WHAT IS EXPECTED:
The records should be written out in full, with nothing altered.

[Figure dataset records]

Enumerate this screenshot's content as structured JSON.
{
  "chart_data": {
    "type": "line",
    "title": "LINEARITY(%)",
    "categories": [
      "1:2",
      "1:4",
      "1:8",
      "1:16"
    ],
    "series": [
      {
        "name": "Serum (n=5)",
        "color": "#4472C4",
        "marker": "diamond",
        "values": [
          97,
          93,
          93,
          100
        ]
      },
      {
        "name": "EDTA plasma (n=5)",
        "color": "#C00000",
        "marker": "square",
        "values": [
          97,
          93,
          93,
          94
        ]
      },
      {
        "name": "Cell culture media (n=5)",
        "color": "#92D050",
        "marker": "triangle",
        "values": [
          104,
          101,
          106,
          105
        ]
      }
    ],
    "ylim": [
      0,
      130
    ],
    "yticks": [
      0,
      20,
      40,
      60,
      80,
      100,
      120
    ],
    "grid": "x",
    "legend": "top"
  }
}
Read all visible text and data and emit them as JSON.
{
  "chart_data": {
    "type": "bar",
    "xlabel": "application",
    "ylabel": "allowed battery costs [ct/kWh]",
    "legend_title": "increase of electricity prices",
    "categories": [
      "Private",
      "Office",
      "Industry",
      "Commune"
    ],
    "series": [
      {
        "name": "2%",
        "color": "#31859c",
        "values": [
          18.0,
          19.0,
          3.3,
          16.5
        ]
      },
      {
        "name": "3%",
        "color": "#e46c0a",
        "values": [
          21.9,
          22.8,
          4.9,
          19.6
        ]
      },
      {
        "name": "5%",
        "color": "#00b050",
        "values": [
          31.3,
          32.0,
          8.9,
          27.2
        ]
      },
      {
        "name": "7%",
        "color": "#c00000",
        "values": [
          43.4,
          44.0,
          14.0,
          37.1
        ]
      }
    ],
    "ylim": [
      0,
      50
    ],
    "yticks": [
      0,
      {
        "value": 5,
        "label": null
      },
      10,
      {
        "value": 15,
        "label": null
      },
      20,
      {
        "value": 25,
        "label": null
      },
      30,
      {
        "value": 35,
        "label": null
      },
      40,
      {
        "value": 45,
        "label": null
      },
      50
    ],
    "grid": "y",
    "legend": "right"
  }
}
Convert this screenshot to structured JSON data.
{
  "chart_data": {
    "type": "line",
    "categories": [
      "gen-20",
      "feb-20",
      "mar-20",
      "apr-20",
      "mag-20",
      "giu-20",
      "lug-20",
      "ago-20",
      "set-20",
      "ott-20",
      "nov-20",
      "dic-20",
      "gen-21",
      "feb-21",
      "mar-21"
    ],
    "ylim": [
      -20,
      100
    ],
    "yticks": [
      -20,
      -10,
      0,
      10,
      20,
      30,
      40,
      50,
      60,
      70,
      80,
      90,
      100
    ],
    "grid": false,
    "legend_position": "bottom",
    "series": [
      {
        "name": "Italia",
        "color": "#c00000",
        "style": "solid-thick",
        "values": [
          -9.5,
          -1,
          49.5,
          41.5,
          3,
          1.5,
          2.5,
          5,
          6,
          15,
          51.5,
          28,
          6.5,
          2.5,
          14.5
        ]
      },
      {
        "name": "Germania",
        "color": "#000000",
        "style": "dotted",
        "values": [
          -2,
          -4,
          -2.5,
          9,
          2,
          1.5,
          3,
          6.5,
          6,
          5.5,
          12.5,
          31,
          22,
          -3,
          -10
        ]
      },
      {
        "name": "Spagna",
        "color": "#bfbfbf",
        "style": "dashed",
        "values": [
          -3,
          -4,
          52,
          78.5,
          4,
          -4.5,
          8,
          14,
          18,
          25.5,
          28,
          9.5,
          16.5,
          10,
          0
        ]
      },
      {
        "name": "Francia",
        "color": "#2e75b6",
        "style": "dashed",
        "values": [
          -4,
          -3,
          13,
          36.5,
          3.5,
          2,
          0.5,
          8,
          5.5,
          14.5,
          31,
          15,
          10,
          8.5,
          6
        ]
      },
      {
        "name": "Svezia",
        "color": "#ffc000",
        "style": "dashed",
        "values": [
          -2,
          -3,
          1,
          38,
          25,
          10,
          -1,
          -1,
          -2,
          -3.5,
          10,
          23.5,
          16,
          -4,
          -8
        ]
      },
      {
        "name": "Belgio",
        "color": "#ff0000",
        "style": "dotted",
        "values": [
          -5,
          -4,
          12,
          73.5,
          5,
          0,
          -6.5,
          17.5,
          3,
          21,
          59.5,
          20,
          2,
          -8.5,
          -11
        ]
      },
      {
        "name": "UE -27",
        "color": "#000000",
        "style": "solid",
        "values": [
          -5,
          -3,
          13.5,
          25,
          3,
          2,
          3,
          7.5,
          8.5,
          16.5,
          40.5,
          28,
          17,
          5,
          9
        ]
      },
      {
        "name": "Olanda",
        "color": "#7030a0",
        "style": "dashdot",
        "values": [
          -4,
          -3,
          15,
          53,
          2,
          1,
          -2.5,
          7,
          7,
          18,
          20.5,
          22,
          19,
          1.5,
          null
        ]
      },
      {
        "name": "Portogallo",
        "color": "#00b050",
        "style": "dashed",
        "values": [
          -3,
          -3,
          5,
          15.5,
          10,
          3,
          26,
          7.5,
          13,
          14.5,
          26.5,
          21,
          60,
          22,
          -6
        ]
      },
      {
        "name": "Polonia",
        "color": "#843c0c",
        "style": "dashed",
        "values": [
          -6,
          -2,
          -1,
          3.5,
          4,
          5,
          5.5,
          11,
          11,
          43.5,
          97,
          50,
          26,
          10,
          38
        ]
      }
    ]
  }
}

EXERCISE ANSWER:
Enumerate this screenshot's content as structured JSON.
{
  "chart_data": {
    "type": "line",
    "title": "LINEARITY(%)",
    "categories": [
      "1:2",
      "1:4",
      "1:8",
      "1:16"
    ],
    "series": [
      {
        "name": "Serum (n=5)",
        "color": "#4472C4",
        "marker": "diamond",
        "values": [
          97,
          93,
          93,
          100
        ]
      },
      {
        "name": "EDTA plasma (n=5)",
        "color": "#C00000",
        "marker": "square",
        "values": [
          97,
          93,
          93,
          94
        ]
      },
      {
        "name": "Cell culture media (n=5)",
        "color": "#92D050",
        "marker": "triangle",
        "values": [
          104,
          101,
          106,
          105
        ]
      }
    ],
    "ylim": [
      0,
      130
    ],
    "yticks": [
      0,
      20,
      40,
      60,
      80,
      100,
      120
    ],
    "grid": "x",
    "legend": "top"
  }
}
Read all visible text and data and emit them as JSON.
{
  "chart_data": {
    "type": "bar",
    "xlabel": "application",
    "ylabel": "allowed battery costs [ct/kWh]",
    "legend_title": "increase of electricity prices",
    "categories": [
      "Private",
      "Office",
      "Industry",
      "Commune"
    ],
    "series": [
      {
        "name": "2%",
        "color": "#31859c",
        "values": [
          18.0,
          19.0,
          3.3,
          16.5
        ]
      },
      {
        "name": "3%",
        "color": "#e46c0a",
        "values": [
          21.9,
          22.8,
          4.9,
          19.6
        ]
      },
      {
        "name": "5%",
        "color": "#00b050",
        "values": [
          31.3,
          32.0,
          8.9,
          27.2
        ]
      },
      {
        "name": "7%",
        "color": "#c00000",
        "values": [
          43.4,
          44.0,
          14.0,
          37.1
        ]
      }
    ],
    "ylim": [
      0,
      50
    ],
    "yticks": [
      0,
      {
        "value": 5,
        "label": null
      },
      10,
      {
        "value": 15,
        "label": null
      },
      20,
      {
        "value": 25,
        "label": null
      },
      30,
      {
        "value": 35,
        "label": null
      },
      40,
      {
        "value": 45,
        "label": null
      },
      50
    ],
    "grid": "y",
    "legend": "right"
  }
}
Convert this screenshot to structured JSON data.
{
  "chart_data": {
    "type": "line",
    "categories": [
      "gen-20",
      "feb-20",
      "mar-20",
      "apr-20",
      "mag-20",
      "giu-20",
      "lug-20",
      "ago-20",
      "set-20",
      "ott-20",
      "nov-20",
      "dic-20",
      "gen-21",
      "feb-21",
      "mar-21"
    ],
    "ylim": [
      -20,
      100
    ],
    "yticks": [
      -20,
      -10,
      0,
      10,
      20,
      30,
      40,
      50,
      60,
      70,
      80,
      90,
      100
    ],
    "grid": false,
    "legend_position": "bottom",
    "series": [
      {
        "name": "Italia",
        "color": "#c00000",
        "style": "solid-thick",
        "values": [
          -9.5,
          -1,
          49.5,
          41.5,
          3,
          1.5,
          2.5,
          5,
          6,
          15,
          51.5,
          28,
          6.5,
          2.5,
          14.5
        ]
      },
      {
        "name": "Germania",
        "color": "#000000",
        "style": "dotted",
        "values": [
          -2,
          -4,
          -2.5,
          9,
          2,
          1.5,
          3,
          6.5,
          6,
          5.5,
          12.5,
          31,
          22,
          -3,
          -10
        ]
      },
      {
        "name": "Spagna",
        "color": "#bfbfbf",
        "style": "dashed",
        "values": [
          -3,
          -4,
          52,
          78.5,
          4,
          -4.5,
          8,
          14,
          18,
          25.5,
          28,
          9.5,
          16.5,
          10,
          0
        ]
      },
      {
        "name": "Francia",
        "color": "#2e75b6",
        "style": "dashed",
        "values": [
          -4,
          -3,
          13,
          36.5,
          3.5,
          2,
          0.5,
          8,
          5.5,
          14.5,
          31,
          15,
          10,
          8.5,
          6
        ]
      },
      {
        "name": "Svezia",
        "color": "#ffc000",
        "style": "dashed",
        "values": [
          -2,
          -3,
          1,
          38,
          25,
          10,
          -1,
          -1,
          -2,
          -3.5,
          10,
          23.5,
          16,
          -4,
          -8
        ]
      },
      {
        "name": "Belgio",
        "color": "#ff0000",
        "style": "dotted",
        "values": [
          -5,
          -4,
          12,
          73.5,
          5,
          0,
          -6.5,
          17.5,
          3,
          21,
          59.5,
          20,
          2,
          -8.5,
          -11
        ]
      },
      {
        "name": "UE -27",
        "color": "#000000",
        "style": "solid",
        "values": [
          -5,
          -3,
          13.5,
          25,
          3,
          2,
          3,
          7.5,
          8.5,
          16.5,
          40.5,
          28,
          17,
          5,
          9
        ]
      },
      {
        "name": "Olanda",
        "color": "#7030a0",
        "style": "dashdot",
        "values": [
          -4,
          -3,
          15,
          53,
          2,
          1,
          -2.5,
          7,
          7,
          18,
          20.5,
          22,
          19,
          1.5,
          null
        ]
      },
      {
        "name": "Portogallo",
        "color": "#00b050",
        "style": "dashed",
        "values": [
          -3,
          -3,
          5,
          15.5,
          10,
          3,
          26,
          7.5,
          13,
          14.5,
          26.5,
          21,
          60,
          22,
          -6
        ]
      },
      {
        "name": "Polonia",
        "color": "#843c0c",
        "style": "dashed",
        "values": [
          -6,
          -2,
          -1,
          3.5,
          4,
          5,
          5.5,
          11,
          11,
          43.5,
          97,
          50,
          26,
          10,
          38
        ]
      }
    ]
  }
}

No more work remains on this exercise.